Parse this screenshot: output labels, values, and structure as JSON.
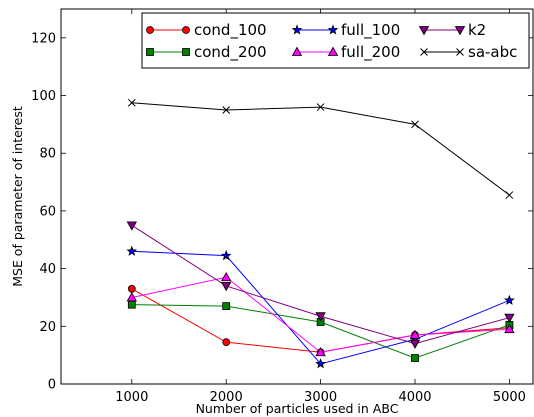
{
  "chart_data": {
    "type": "line",
    "title": "",
    "xlabel": "Number of particles used in ABC",
    "ylabel": "MSE of parameter of interest",
    "x": [
      1000,
      2000,
      3000,
      4000,
      5000
    ],
    "xlim": [
      250,
      5250
    ],
    "ylim": [
      0,
      130
    ],
    "xticks": [
      "1000",
      "2000",
      "3000",
      "4000",
      "5000"
    ],
    "yticks": [
      "0",
      "20",
      "40",
      "60",
      "80",
      "100",
      "120"
    ],
    "grid": false,
    "legend_position": "top",
    "legend_columns": 3,
    "series": [
      {
        "name": "cond_100",
        "color": "#ff0000",
        "marker": "circle",
        "values": [
          33,
          14.5,
          11,
          17,
          19.5
        ]
      },
      {
        "name": "cond_200",
        "color": "#008000",
        "marker": "square",
        "values": [
          27.5,
          27,
          21.5,
          9,
          20.5
        ]
      },
      {
        "name": "full_100",
        "color": "#0000ff",
        "marker": "star",
        "values": [
          46,
          44.5,
          7,
          15.5,
          29
        ]
      },
      {
        "name": "full_200",
        "color": "#ff00ff",
        "marker": "triangle-up",
        "values": [
          30,
          37,
          11,
          17,
          19
        ]
      },
      {
        "name": "k2",
        "color": "#800080",
        "marker": "triangle-down",
        "values": [
          55,
          34,
          23.5,
          14,
          23
        ]
      },
      {
        "name": "sa-abc",
        "color": "#000000",
        "marker": "x",
        "values": [
          97.5,
          95,
          96,
          90,
          65.5
        ]
      }
    ]
  }
}
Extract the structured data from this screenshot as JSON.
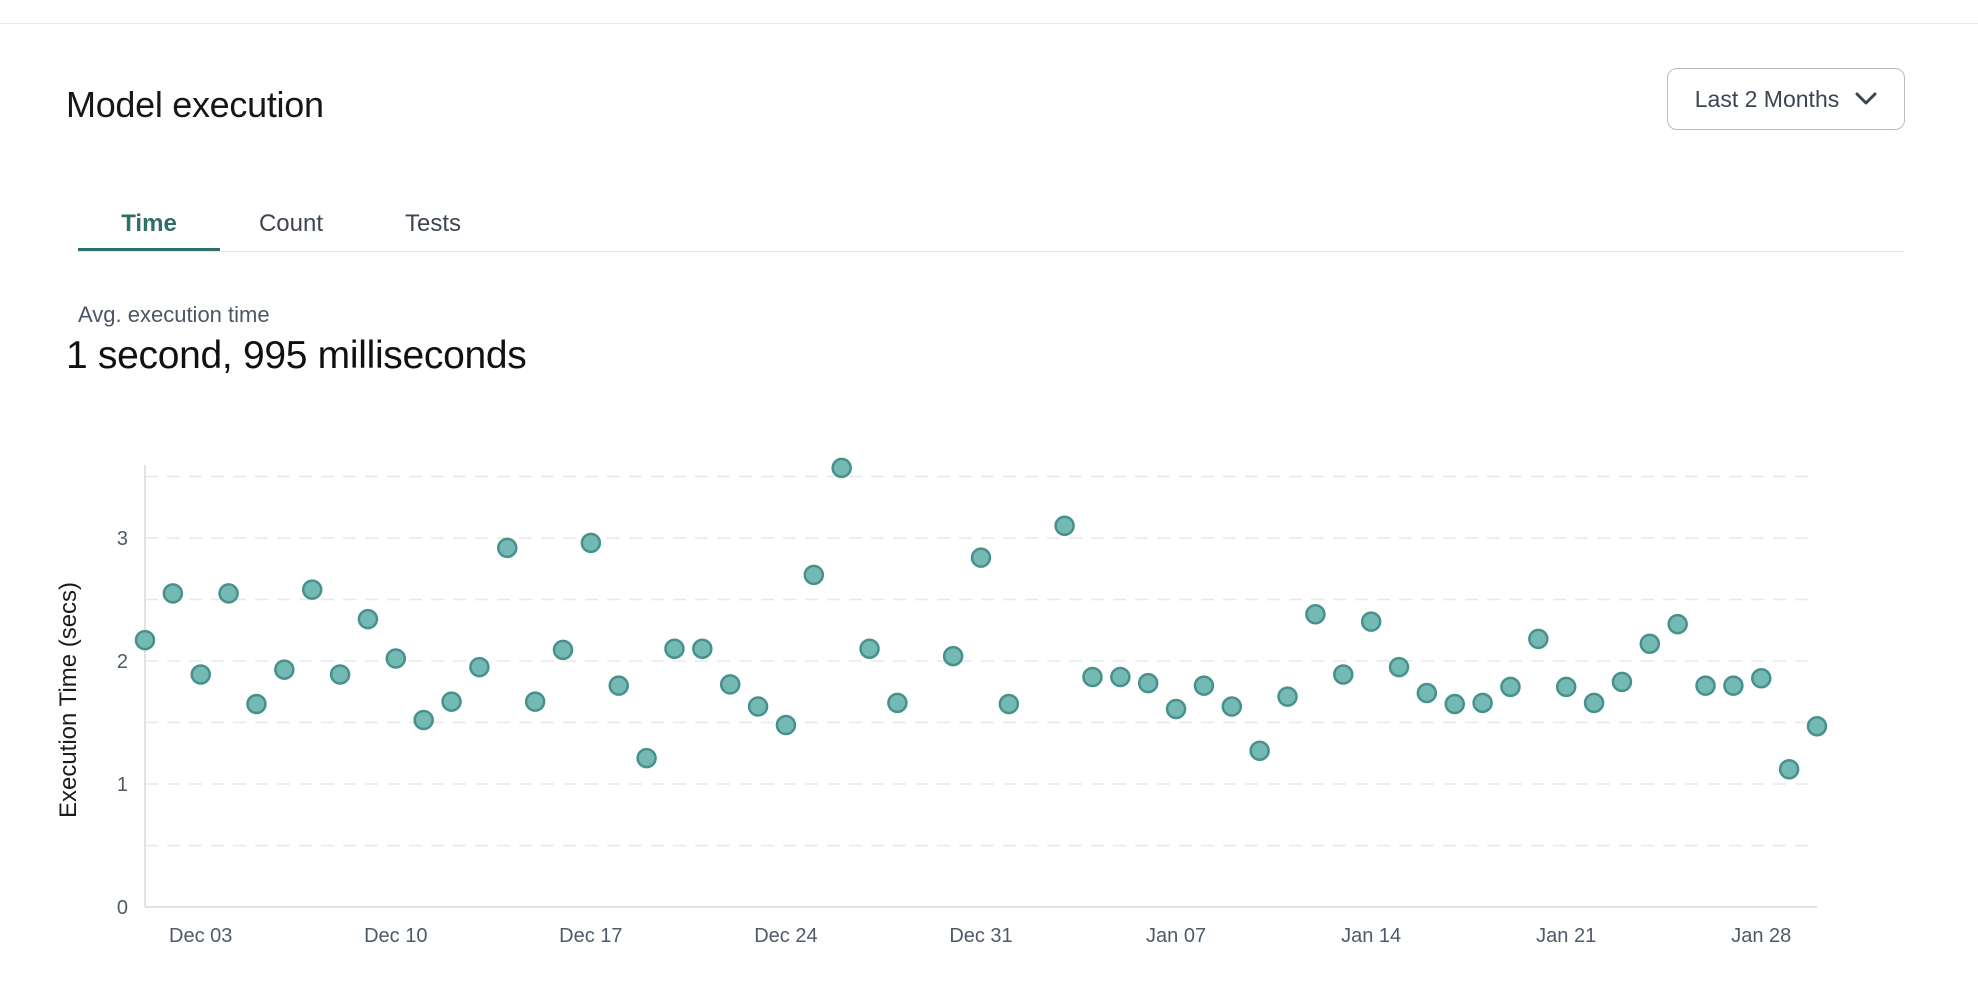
{
  "page": {
    "title": "Model execution"
  },
  "controls": {
    "time_range_dropdown": {
      "value": "Last 2 Months",
      "icon": "chevron-down-icon"
    }
  },
  "tabs": [
    {
      "label": "Time",
      "active": true
    },
    {
      "label": "Count",
      "active": false
    },
    {
      "label": "Tests",
      "active": false
    }
  ],
  "stat": {
    "label": "Avg. execution time",
    "value": "1 second, 995 milliseconds"
  },
  "chart_data": {
    "type": "scatter",
    "title": "",
    "xlabel": "",
    "ylabel": "Execution Time (secs)",
    "ylim": [
      0,
      3.7
    ],
    "y_ticks": [
      0,
      1,
      2,
      3
    ],
    "grid_step": 0.5,
    "grid": "horizontal-dashed",
    "legend": "none",
    "point_color": "#74b9b4",
    "point_border_color": "#47918c",
    "axis_color": "#d5d8dc",
    "grid_color": "#e7e8eb",
    "tick_label_color": "#4f5a67",
    "x_ticks": [
      {
        "label": "Dec 03",
        "day": 2
      },
      {
        "label": "Dec 10",
        "day": 9
      },
      {
        "label": "Dec 17",
        "day": 16
      },
      {
        "label": "Dec 24",
        "day": 23
      },
      {
        "label": "Dec 31",
        "day": 30
      },
      {
        "label": "Jan 07",
        "day": 37
      },
      {
        "label": "Jan 14",
        "day": 44
      },
      {
        "label": "Jan 21",
        "day": 51
      },
      {
        "label": "Jan 28",
        "day": 58
      }
    ],
    "points": [
      {
        "date": "Dec 01",
        "day": 0,
        "secs": 2.17
      },
      {
        "date": "Dec 02",
        "day": 1,
        "secs": 2.55
      },
      {
        "date": "Dec 03",
        "day": 2,
        "secs": 1.89
      },
      {
        "date": "Dec 04",
        "day": 3,
        "secs": 2.55
      },
      {
        "date": "Dec 05",
        "day": 4,
        "secs": 1.65
      },
      {
        "date": "Dec 06",
        "day": 5,
        "secs": 1.93
      },
      {
        "date": "Dec 07",
        "day": 6,
        "secs": 2.58
      },
      {
        "date": "Dec 08",
        "day": 7,
        "secs": 1.89
      },
      {
        "date": "Dec 09",
        "day": 8,
        "secs": 2.34
      },
      {
        "date": "Dec 10",
        "day": 9,
        "secs": 2.02
      },
      {
        "date": "Dec 11",
        "day": 10,
        "secs": 1.52
      },
      {
        "date": "Dec 12",
        "day": 11,
        "secs": 1.67
      },
      {
        "date": "Dec 13",
        "day": 12,
        "secs": 1.95
      },
      {
        "date": "Dec 14",
        "day": 13,
        "secs": 2.92
      },
      {
        "date": "Dec 15",
        "day": 14,
        "secs": 1.67
      },
      {
        "date": "Dec 16",
        "day": 15,
        "secs": 2.09
      },
      {
        "date": "Dec 17",
        "day": 16,
        "secs": 2.96
      },
      {
        "date": "Dec 18",
        "day": 17,
        "secs": 1.8
      },
      {
        "date": "Dec 19",
        "day": 18,
        "secs": 1.21
      },
      {
        "date": "Dec 20",
        "day": 19,
        "secs": 2.1
      },
      {
        "date": "Dec 21",
        "day": 20,
        "secs": 2.1
      },
      {
        "date": "Dec 22",
        "day": 21,
        "secs": 1.81
      },
      {
        "date": "Dec 23",
        "day": 22,
        "secs": 1.63
      },
      {
        "date": "Dec 24",
        "day": 23,
        "secs": 1.48
      },
      {
        "date": "Dec 25",
        "day": 24,
        "secs": 2.7
      },
      {
        "date": "Dec 26",
        "day": 25,
        "secs": 3.57
      },
      {
        "date": "Dec 27",
        "day": 26,
        "secs": 2.1
      },
      {
        "date": "Dec 28",
        "day": 27,
        "secs": 1.66
      },
      {
        "date": "Dec 30",
        "day": 29,
        "secs": 2.04
      },
      {
        "date": "Dec 31",
        "day": 30,
        "secs": 2.84
      },
      {
        "date": "Jan 01",
        "day": 31,
        "secs": 1.65
      },
      {
        "date": "Jan 03",
        "day": 33,
        "secs": 3.1
      },
      {
        "date": "Jan 04",
        "day": 34,
        "secs": 1.87
      },
      {
        "date": "Jan 05",
        "day": 35,
        "secs": 1.87
      },
      {
        "date": "Jan 06",
        "day": 36,
        "secs": 1.82
      },
      {
        "date": "Jan 07",
        "day": 37,
        "secs": 1.61
      },
      {
        "date": "Jan 08",
        "day": 38,
        "secs": 1.8
      },
      {
        "date": "Jan 09",
        "day": 39,
        "secs": 1.63
      },
      {
        "date": "Jan 10",
        "day": 40,
        "secs": 1.27
      },
      {
        "date": "Jan 11",
        "day": 41,
        "secs": 1.71
      },
      {
        "date": "Jan 12",
        "day": 42,
        "secs": 2.38
      },
      {
        "date": "Jan 13",
        "day": 43,
        "secs": 1.89
      },
      {
        "date": "Jan 14",
        "day": 44,
        "secs": 2.32
      },
      {
        "date": "Jan 15",
        "day": 45,
        "secs": 1.95
      },
      {
        "date": "Jan 16",
        "day": 46,
        "secs": 1.74
      },
      {
        "date": "Jan 17",
        "day": 47,
        "secs": 1.65
      },
      {
        "date": "Jan 18",
        "day": 48,
        "secs": 1.66
      },
      {
        "date": "Jan 19",
        "day": 49,
        "secs": 1.79
      },
      {
        "date": "Jan 20",
        "day": 50,
        "secs": 2.18
      },
      {
        "date": "Jan 21",
        "day": 51,
        "secs": 1.79
      },
      {
        "date": "Jan 22",
        "day": 52,
        "secs": 1.66
      },
      {
        "date": "Jan 23",
        "day": 53,
        "secs": 1.83
      },
      {
        "date": "Jan 24",
        "day": 54,
        "secs": 2.14
      },
      {
        "date": "Jan 25",
        "day": 55,
        "secs": 2.3
      },
      {
        "date": "Jan 26",
        "day": 56,
        "secs": 1.8
      },
      {
        "date": "Jan 27",
        "day": 57,
        "secs": 1.8
      },
      {
        "date": "Jan 28",
        "day": 58,
        "secs": 1.86
      },
      {
        "date": "Jan 29",
        "day": 59,
        "secs": 1.12
      },
      {
        "date": "Jan 30",
        "day": 60,
        "secs": 1.47
      }
    ]
  },
  "colors": {
    "accent_teal": "#2e6f6b",
    "point_fill": "#74b9b4",
    "point_stroke": "#47918c",
    "divider": "#e8e9eb",
    "muted_text": "#4c5765"
  }
}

____________________

- _The task_
Go through the preceding material and copy each line that has the word "JSON".

- _The result_
Parse this screenshot: output labels, values, and structure as JSON.
Extract the structured data from this screenshot as JSON.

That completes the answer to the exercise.